==== INPUT FOR THIS TASK ====

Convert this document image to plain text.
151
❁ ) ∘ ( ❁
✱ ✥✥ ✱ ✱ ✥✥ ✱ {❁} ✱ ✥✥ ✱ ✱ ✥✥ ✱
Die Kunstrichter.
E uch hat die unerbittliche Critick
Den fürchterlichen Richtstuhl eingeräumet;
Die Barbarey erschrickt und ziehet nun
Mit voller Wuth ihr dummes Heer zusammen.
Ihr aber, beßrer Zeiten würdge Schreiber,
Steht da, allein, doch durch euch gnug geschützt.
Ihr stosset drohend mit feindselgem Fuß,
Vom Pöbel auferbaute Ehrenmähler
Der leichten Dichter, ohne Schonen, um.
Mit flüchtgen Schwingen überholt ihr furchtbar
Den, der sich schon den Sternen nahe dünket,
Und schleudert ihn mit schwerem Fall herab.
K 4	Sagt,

====
==== INPUT FOR THIS TASK ====

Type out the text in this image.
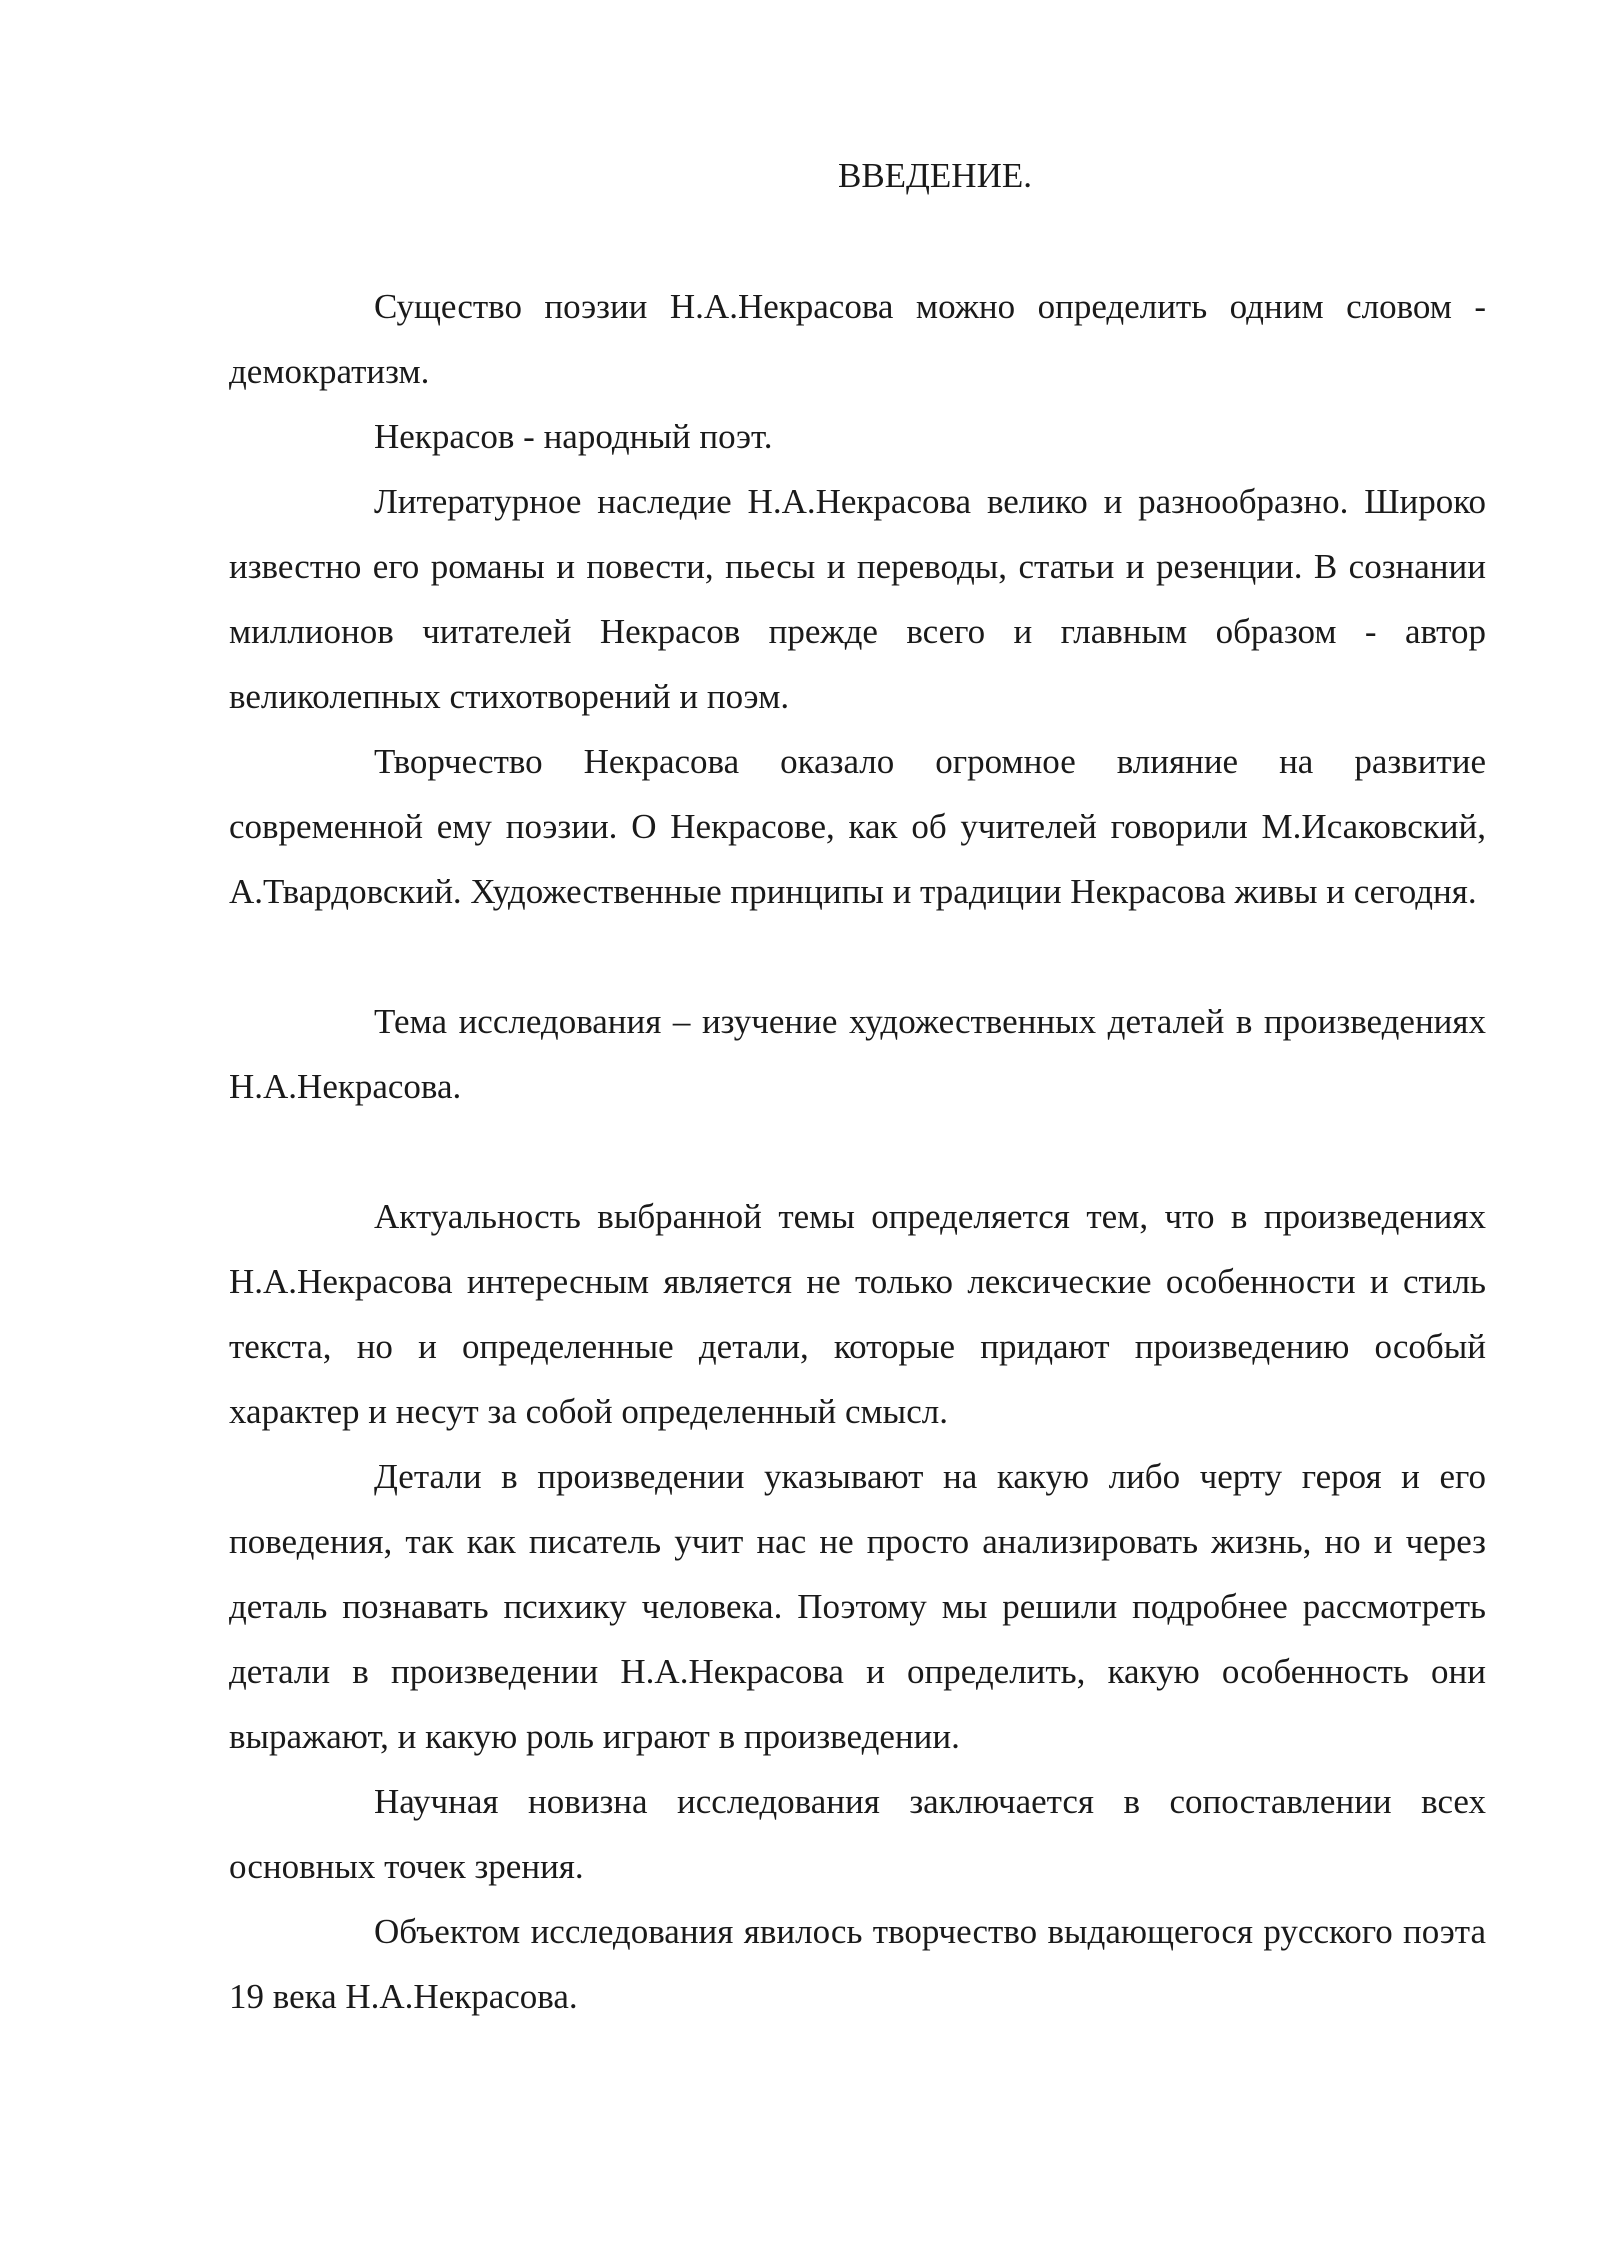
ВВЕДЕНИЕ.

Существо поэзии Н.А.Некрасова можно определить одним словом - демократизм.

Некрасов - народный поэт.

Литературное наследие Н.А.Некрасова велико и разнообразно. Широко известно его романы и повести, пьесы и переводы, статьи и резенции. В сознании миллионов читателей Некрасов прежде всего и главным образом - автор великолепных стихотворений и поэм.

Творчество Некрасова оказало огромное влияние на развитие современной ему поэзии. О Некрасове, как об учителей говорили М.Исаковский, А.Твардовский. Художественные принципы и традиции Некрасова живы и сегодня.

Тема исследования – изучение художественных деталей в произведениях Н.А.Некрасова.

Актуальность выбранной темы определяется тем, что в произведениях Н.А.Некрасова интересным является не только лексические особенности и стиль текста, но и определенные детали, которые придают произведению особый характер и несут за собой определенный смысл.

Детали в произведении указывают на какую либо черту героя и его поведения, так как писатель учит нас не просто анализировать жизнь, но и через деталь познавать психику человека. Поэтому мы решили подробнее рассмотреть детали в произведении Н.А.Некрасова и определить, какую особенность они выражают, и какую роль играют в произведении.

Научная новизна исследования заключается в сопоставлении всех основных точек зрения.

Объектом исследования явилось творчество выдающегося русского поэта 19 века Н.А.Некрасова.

====

**EXERCISE**.
Pick out the lines that include the word "image" and write them out.

**TASK RESPONSE**.
Convert this document image to plain text.
Type out the text in this image.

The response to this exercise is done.